- [Aim]
Extract the lines that hold the string "views".

Stored data
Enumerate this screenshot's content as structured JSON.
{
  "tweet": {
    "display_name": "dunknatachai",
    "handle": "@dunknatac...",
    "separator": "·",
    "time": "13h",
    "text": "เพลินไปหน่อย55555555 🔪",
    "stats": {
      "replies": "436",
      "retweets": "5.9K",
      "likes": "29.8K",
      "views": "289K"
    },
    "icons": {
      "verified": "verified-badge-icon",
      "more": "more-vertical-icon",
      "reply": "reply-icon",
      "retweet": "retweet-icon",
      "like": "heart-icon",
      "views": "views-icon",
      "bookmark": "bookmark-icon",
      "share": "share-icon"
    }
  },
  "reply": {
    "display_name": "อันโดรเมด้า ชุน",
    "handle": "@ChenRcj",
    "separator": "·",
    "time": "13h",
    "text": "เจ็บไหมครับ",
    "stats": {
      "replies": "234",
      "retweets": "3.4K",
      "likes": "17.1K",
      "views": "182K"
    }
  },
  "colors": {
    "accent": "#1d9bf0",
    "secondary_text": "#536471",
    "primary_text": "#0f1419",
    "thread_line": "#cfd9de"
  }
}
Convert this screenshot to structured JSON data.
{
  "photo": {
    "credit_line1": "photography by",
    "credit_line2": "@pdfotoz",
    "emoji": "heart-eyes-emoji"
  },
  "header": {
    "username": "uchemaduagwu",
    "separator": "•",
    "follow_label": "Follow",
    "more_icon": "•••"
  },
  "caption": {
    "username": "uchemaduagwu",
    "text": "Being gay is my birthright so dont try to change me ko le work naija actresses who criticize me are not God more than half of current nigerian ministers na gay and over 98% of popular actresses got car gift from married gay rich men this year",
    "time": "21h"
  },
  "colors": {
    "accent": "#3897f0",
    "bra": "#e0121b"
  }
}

...

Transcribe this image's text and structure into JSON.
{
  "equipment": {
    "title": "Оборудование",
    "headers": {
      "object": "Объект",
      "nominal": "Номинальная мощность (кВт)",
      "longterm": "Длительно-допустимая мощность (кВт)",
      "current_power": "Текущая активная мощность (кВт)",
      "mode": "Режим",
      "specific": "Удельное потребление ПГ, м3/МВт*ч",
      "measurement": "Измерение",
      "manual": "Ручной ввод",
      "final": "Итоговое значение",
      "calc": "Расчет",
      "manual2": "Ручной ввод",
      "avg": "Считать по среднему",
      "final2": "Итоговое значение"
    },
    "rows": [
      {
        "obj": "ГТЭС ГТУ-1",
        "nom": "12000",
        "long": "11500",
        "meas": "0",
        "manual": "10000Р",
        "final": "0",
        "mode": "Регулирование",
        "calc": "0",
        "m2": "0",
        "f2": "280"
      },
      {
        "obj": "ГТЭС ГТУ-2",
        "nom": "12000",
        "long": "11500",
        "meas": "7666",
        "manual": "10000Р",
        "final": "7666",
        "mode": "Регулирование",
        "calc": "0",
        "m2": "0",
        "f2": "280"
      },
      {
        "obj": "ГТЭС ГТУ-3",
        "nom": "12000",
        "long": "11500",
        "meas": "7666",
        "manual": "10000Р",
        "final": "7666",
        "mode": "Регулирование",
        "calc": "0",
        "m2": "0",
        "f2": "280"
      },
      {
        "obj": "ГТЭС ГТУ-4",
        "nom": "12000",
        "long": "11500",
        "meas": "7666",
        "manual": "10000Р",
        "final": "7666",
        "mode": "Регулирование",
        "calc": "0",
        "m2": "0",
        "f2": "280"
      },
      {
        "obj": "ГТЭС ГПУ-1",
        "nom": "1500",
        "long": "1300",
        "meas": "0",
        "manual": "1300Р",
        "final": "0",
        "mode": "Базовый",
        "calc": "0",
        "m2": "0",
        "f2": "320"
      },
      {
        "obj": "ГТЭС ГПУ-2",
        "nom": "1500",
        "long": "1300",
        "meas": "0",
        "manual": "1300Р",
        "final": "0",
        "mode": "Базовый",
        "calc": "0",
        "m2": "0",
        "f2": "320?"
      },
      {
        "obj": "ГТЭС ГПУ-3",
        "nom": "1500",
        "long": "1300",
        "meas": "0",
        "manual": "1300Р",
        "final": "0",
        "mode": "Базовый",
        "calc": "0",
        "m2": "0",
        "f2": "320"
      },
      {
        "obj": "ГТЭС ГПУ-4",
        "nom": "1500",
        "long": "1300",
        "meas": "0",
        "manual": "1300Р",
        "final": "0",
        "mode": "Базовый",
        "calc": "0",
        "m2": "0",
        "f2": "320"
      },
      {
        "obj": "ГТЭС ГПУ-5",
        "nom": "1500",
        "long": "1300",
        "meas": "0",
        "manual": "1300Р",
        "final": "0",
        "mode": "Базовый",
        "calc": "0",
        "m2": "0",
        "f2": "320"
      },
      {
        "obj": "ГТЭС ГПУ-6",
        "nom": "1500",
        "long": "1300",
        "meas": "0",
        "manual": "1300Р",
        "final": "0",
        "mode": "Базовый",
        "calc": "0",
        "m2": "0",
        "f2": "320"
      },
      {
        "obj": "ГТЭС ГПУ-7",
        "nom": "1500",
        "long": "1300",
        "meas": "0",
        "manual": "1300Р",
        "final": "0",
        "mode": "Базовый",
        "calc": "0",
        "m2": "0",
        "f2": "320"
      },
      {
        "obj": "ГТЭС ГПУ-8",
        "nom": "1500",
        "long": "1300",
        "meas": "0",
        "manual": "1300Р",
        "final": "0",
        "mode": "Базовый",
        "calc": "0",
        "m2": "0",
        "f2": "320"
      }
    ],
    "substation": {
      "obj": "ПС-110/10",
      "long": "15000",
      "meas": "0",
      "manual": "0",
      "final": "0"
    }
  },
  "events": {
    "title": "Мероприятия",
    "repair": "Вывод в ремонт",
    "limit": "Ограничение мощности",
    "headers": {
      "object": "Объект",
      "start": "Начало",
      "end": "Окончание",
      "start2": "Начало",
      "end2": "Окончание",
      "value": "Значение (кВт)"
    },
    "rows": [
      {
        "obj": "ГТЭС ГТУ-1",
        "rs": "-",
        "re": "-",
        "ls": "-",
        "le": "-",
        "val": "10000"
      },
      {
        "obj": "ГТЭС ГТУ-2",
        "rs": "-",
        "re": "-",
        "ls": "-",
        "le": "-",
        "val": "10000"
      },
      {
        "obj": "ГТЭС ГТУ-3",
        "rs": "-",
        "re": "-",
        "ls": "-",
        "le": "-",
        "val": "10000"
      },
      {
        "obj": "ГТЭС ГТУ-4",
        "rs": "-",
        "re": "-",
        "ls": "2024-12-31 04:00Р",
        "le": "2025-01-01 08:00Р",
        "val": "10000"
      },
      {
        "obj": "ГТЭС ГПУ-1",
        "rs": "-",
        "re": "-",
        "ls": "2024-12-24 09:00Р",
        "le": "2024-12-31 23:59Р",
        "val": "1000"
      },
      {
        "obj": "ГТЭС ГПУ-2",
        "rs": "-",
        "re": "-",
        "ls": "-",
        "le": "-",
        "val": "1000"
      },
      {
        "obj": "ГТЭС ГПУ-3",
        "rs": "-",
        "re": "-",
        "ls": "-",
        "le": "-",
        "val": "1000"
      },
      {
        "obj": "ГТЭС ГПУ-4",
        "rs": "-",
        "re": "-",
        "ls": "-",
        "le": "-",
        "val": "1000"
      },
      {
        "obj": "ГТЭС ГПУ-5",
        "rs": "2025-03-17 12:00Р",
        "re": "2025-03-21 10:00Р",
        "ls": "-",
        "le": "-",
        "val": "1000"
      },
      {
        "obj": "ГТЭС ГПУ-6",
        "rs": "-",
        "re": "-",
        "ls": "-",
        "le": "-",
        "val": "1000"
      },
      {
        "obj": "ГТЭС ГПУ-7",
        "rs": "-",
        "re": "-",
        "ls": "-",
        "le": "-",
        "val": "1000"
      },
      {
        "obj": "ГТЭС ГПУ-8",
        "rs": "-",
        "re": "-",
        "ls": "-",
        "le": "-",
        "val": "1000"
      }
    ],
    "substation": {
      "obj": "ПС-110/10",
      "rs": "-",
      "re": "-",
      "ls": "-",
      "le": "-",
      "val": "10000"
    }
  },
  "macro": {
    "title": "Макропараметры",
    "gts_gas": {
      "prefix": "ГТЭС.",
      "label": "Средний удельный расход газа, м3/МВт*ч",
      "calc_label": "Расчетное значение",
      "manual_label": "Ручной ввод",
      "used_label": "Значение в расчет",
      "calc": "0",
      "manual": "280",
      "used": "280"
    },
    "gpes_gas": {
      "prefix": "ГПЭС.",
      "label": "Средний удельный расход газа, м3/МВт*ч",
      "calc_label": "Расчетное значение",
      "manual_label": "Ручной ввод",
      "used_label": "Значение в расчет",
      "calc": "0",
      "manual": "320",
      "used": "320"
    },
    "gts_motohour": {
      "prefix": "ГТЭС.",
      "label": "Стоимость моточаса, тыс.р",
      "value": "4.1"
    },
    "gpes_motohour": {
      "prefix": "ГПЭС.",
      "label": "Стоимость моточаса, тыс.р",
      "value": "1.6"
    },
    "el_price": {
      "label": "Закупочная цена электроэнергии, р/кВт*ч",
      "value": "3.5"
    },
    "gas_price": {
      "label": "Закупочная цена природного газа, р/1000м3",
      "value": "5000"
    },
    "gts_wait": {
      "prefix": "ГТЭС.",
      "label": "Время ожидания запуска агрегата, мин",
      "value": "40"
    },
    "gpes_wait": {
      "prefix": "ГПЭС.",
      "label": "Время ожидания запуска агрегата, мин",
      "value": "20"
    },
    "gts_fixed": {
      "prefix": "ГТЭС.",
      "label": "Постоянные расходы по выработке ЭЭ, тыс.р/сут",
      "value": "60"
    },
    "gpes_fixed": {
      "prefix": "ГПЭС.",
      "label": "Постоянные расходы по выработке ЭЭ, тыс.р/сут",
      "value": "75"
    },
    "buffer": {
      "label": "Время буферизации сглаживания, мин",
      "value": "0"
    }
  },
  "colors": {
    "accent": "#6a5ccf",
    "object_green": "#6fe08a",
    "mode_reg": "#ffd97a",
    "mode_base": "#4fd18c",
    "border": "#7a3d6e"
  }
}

- [Result of the task]
      "views": "289K"
      "views": "views-icon",
      "views": "182K"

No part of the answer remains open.